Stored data

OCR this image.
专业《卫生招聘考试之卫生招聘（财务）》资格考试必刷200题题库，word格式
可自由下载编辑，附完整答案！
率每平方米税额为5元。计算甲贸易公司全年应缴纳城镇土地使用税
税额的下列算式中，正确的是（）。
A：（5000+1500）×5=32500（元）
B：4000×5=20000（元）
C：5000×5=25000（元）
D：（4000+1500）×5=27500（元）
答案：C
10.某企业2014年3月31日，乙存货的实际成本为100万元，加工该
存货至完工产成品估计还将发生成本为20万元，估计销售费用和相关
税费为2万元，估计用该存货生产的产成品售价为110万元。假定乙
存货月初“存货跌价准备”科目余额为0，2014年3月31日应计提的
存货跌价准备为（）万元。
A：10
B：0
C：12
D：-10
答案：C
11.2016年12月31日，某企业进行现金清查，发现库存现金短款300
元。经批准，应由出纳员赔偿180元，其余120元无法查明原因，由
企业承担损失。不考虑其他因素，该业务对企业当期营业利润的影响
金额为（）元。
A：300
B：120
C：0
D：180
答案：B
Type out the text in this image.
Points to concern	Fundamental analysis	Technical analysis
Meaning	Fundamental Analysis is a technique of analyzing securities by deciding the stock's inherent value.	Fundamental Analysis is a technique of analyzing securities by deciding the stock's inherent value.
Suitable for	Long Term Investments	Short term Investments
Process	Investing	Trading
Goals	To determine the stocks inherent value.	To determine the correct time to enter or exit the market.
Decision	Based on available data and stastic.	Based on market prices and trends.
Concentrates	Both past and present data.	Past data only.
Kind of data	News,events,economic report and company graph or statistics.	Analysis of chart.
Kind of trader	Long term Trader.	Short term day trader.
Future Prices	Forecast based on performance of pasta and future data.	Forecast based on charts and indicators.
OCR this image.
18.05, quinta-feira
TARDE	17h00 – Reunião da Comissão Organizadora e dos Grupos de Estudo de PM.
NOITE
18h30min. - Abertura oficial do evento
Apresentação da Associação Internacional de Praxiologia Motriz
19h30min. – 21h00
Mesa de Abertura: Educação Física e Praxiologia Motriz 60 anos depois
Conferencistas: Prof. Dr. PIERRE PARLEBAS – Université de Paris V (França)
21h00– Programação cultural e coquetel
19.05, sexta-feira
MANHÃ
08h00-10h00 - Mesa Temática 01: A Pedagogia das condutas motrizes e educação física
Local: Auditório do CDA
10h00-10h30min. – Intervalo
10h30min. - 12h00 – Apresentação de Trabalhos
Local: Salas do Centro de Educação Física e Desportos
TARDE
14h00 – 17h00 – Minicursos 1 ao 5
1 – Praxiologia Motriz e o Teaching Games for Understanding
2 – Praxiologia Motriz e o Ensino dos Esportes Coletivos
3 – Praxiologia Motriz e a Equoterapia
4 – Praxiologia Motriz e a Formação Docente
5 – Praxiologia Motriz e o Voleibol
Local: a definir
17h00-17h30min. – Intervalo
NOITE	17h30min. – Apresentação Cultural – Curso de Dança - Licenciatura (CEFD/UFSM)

What the exercise asks
Copy every line of the data that holds the string "Local".

Response for this exercise
Local: Auditório do CDA
Local: Salas do Centro de Educação Física e Desportos
Local: a definir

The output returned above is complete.